Spot each line in the records below where the word "STRIANO" occurs, then copy it.

MATERIAL SUPPLIED:
— begin —

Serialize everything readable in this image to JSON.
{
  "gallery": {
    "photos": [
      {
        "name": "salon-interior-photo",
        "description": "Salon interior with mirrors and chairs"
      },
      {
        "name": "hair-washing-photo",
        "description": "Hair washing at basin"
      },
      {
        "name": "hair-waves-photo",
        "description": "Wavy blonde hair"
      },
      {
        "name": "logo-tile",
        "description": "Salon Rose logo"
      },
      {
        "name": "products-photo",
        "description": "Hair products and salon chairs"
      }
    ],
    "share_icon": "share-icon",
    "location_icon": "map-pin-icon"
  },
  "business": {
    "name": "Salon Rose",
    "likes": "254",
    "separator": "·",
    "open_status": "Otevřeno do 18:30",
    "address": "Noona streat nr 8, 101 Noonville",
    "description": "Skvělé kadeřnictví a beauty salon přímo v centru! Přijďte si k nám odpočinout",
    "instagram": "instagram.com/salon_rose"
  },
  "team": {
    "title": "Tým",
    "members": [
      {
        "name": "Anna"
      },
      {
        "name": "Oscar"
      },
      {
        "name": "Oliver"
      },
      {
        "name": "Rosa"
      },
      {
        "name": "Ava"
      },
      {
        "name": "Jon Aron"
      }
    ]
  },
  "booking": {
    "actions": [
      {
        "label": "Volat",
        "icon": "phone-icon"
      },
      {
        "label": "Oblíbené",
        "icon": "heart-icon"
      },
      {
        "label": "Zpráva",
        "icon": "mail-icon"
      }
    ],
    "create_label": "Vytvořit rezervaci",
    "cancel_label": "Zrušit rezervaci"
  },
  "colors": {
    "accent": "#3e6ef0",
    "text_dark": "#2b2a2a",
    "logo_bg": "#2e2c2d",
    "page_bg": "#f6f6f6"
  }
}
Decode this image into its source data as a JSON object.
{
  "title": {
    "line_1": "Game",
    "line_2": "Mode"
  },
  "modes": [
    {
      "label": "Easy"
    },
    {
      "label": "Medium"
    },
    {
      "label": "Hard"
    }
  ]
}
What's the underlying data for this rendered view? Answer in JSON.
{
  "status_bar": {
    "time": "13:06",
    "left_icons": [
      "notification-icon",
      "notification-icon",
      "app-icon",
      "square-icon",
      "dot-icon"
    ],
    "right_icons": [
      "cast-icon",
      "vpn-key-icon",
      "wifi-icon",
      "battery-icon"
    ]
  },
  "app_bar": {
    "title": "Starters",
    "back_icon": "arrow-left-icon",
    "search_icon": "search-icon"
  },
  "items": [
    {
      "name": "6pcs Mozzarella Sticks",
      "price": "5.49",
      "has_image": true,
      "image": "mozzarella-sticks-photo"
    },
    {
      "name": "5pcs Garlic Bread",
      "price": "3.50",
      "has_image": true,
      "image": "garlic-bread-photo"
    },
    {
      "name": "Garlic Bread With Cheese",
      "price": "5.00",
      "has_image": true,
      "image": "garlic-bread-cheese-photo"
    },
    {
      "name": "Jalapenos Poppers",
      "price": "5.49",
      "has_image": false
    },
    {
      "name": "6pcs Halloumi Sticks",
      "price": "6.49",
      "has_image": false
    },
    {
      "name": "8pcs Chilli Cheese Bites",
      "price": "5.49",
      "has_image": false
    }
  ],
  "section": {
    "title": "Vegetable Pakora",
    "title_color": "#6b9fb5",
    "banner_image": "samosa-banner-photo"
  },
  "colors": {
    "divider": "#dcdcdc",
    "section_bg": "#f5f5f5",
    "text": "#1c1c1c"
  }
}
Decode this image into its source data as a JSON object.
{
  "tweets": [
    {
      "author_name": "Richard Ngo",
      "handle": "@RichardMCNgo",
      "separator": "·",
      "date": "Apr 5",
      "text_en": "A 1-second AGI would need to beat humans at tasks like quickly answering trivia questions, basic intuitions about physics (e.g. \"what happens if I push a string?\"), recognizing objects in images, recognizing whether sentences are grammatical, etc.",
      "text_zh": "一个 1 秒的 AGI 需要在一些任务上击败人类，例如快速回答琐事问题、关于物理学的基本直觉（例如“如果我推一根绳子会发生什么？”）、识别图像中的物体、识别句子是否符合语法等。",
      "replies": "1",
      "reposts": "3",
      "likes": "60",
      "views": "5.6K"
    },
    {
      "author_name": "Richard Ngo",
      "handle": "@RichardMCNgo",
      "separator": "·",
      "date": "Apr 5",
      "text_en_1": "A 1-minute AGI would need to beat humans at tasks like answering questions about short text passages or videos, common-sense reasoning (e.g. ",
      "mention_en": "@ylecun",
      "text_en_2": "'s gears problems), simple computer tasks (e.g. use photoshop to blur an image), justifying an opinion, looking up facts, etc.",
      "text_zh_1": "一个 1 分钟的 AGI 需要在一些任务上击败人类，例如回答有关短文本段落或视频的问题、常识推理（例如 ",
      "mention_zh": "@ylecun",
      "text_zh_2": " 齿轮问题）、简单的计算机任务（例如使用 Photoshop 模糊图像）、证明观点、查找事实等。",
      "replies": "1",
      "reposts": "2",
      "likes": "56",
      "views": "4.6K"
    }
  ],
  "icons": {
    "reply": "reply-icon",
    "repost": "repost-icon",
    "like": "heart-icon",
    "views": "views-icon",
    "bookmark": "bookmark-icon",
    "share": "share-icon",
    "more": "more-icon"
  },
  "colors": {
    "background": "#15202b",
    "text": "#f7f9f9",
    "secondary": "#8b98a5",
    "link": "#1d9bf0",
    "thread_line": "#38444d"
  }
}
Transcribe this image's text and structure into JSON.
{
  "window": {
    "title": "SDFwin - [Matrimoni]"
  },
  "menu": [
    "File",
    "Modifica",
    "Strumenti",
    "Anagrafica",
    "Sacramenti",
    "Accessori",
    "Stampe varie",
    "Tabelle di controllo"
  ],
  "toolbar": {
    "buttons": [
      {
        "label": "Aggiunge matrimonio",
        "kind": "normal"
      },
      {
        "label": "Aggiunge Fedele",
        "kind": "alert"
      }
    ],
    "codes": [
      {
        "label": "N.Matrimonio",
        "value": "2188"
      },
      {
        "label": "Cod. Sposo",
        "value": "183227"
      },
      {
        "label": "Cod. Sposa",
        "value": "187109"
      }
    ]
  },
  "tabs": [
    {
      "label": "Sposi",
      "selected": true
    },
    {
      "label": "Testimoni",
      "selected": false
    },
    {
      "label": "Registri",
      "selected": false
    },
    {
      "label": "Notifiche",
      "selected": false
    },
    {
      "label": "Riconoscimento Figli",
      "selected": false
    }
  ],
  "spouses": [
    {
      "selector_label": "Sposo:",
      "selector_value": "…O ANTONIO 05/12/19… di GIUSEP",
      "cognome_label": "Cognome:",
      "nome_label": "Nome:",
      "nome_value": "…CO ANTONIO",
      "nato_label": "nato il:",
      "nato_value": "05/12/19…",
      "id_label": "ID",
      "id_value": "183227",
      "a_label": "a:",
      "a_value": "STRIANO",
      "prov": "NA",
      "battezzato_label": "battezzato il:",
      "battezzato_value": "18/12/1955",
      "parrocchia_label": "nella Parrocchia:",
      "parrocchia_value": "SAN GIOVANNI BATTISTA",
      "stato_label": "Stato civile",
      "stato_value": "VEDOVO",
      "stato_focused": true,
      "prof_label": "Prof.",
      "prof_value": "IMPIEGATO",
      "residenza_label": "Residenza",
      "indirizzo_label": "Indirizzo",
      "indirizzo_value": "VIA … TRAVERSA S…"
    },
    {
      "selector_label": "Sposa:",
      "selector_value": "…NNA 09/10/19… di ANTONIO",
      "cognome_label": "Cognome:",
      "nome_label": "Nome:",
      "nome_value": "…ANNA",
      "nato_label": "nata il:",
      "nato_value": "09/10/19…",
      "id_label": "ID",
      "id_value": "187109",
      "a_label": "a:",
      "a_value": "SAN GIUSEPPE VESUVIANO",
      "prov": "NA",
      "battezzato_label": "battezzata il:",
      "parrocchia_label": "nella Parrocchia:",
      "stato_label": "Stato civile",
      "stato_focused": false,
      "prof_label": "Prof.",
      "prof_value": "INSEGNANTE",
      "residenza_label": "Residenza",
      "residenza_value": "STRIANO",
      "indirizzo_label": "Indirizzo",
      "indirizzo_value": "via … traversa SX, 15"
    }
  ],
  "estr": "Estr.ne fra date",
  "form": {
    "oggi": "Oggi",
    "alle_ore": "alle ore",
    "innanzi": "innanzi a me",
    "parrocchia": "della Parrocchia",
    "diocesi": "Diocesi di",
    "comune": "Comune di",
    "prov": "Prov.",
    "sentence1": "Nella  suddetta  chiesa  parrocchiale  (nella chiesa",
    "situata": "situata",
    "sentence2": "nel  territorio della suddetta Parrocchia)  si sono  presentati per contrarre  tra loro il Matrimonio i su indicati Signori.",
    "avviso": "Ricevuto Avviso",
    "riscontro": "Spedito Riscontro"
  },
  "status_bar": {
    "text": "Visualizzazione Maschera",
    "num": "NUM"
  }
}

— end —

FINAL RESULT:
      "a_value": "STRIANO",
      "residenza_value": "STRIANO",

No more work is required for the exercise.